(Dataset excerpt)
━━━━━━━━━━━━━━━━━━━━

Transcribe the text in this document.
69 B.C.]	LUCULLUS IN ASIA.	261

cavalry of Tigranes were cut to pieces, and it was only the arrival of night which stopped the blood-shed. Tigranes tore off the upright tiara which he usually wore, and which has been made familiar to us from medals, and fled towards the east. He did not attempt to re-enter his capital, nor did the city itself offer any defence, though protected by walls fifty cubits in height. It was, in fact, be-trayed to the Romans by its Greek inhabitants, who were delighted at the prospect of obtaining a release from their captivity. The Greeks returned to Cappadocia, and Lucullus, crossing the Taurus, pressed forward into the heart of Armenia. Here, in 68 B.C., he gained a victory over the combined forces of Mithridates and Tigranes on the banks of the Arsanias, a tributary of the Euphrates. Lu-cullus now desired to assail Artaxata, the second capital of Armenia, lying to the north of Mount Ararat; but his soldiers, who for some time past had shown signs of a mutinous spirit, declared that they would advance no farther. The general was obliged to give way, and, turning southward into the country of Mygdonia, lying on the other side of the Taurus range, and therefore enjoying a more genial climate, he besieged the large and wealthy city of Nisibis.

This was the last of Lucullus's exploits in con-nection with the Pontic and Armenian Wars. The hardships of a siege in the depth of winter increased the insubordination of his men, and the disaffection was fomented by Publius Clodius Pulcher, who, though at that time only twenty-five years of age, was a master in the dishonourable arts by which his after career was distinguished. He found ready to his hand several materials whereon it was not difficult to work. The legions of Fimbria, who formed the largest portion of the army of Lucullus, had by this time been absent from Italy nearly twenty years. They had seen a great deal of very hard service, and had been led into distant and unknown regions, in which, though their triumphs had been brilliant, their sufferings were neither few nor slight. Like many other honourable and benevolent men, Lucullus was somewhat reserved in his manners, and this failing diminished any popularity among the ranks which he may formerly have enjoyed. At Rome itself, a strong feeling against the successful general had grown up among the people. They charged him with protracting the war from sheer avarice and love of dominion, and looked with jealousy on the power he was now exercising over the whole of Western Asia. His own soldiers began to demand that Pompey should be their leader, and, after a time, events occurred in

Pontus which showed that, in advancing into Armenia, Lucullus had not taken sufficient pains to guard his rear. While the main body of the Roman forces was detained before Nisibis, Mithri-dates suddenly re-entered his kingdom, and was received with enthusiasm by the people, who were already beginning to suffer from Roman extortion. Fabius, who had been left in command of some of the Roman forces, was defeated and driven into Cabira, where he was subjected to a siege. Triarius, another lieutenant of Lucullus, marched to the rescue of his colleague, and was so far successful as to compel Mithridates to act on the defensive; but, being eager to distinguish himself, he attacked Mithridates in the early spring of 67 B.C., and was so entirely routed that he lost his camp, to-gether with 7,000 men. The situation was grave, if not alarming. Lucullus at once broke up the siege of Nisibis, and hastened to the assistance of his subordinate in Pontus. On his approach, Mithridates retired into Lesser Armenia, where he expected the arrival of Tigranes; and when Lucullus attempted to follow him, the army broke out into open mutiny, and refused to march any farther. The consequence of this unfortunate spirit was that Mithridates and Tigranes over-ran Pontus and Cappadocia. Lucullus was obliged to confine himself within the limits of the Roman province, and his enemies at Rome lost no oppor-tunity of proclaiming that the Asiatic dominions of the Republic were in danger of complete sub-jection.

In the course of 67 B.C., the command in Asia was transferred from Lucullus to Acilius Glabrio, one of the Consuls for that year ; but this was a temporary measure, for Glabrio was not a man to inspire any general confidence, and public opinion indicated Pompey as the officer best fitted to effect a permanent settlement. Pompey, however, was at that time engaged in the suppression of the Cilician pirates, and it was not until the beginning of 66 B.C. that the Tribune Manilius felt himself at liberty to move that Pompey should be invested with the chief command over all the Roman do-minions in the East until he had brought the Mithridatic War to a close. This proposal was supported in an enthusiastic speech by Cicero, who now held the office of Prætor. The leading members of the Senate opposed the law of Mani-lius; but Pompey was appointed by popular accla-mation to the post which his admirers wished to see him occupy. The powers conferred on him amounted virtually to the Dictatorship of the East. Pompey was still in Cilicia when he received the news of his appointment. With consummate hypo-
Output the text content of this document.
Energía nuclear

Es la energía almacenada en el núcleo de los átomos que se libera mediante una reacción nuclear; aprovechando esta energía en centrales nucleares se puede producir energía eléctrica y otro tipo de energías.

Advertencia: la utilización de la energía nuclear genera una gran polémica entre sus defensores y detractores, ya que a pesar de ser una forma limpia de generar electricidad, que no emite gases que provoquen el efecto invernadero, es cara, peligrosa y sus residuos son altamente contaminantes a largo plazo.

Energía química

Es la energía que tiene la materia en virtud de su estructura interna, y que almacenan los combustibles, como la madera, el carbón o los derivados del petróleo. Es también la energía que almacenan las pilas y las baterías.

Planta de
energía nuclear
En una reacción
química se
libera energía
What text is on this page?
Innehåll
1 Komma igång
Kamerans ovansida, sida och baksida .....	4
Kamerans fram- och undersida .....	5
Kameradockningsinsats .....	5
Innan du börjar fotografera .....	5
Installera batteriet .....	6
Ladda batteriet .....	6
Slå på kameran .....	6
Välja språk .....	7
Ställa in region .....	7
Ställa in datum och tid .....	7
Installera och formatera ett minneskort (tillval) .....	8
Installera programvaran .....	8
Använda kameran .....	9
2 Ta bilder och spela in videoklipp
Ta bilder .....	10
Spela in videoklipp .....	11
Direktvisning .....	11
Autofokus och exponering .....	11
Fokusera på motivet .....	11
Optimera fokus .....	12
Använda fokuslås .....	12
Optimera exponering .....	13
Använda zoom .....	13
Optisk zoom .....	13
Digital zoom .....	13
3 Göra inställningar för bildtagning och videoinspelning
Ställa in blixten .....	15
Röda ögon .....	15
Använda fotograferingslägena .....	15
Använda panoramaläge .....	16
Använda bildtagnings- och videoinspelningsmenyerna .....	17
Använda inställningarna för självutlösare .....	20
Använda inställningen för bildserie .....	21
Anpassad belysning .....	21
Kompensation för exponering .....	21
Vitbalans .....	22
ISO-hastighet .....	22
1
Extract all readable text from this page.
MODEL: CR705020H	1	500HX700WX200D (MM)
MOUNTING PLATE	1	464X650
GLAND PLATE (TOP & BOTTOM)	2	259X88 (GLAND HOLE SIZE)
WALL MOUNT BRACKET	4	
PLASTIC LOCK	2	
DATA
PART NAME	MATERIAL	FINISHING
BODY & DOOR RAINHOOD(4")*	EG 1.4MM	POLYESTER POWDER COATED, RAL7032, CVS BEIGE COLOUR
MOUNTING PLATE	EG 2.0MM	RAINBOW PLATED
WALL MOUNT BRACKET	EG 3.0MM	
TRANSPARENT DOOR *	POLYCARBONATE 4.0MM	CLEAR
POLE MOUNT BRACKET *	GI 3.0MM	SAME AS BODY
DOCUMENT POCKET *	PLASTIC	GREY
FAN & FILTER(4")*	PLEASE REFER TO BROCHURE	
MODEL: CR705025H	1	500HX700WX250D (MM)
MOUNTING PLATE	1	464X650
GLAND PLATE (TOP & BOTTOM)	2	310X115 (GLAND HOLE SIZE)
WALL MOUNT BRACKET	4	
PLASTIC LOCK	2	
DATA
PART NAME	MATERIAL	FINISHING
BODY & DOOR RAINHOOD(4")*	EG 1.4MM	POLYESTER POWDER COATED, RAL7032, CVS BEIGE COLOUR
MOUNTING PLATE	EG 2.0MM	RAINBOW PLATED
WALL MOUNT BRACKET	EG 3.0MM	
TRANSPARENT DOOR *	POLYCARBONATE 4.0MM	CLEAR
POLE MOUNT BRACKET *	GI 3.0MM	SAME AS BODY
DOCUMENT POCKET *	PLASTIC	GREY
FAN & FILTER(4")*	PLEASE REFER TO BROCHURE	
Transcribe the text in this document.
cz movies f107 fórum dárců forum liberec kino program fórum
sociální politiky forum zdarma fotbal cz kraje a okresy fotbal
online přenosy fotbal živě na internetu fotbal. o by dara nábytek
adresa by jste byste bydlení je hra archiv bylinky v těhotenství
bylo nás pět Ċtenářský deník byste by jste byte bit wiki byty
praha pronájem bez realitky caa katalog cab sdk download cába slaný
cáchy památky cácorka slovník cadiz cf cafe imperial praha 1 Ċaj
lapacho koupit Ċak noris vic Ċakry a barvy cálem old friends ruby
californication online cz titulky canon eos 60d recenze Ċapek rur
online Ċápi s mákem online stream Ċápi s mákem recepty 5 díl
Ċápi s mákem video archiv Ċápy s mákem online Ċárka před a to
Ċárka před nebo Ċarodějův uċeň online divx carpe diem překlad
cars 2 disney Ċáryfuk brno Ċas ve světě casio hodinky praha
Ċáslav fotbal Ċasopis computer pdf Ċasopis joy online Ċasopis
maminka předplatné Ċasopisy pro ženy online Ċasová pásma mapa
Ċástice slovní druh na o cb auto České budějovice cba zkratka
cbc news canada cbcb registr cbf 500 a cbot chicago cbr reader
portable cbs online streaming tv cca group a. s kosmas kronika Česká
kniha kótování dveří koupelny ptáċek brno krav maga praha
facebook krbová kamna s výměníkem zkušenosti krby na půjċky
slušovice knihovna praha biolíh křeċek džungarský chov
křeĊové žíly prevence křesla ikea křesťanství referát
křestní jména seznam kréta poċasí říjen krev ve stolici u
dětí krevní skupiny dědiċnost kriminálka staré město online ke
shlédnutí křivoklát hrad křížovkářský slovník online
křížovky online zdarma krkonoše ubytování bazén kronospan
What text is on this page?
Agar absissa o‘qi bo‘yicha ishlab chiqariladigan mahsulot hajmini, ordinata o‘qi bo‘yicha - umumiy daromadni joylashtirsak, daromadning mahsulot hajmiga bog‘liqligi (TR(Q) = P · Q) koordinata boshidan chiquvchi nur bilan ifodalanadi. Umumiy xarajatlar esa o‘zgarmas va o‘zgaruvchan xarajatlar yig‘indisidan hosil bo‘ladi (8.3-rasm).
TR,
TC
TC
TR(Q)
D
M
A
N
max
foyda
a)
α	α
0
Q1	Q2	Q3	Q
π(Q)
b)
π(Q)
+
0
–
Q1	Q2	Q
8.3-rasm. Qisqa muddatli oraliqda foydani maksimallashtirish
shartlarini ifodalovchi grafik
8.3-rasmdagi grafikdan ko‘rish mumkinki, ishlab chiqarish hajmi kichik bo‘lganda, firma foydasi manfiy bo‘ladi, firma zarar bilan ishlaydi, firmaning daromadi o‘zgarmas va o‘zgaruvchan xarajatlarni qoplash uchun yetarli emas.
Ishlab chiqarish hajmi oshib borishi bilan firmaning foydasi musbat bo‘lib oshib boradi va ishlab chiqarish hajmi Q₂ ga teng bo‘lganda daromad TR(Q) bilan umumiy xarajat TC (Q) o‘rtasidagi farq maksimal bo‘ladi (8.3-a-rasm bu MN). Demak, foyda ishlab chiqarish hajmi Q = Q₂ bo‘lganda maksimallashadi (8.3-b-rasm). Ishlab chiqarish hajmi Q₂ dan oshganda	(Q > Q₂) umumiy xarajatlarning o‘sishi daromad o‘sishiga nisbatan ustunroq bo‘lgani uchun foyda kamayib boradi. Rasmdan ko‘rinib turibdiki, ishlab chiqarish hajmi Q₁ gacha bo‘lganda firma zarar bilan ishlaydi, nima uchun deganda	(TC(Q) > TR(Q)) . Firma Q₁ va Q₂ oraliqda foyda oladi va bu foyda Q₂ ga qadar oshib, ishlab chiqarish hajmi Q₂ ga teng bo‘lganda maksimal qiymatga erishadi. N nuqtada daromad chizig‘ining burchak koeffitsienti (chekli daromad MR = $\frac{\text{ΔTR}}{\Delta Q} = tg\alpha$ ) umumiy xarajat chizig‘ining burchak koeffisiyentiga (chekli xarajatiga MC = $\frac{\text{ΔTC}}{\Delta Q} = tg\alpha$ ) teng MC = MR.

━━━━━━━━━━━━━━━━━━━━

§ **Given task**: Give the count of lines in the listing above that include "exponering", with no other words.

§ **Problem solution**: 3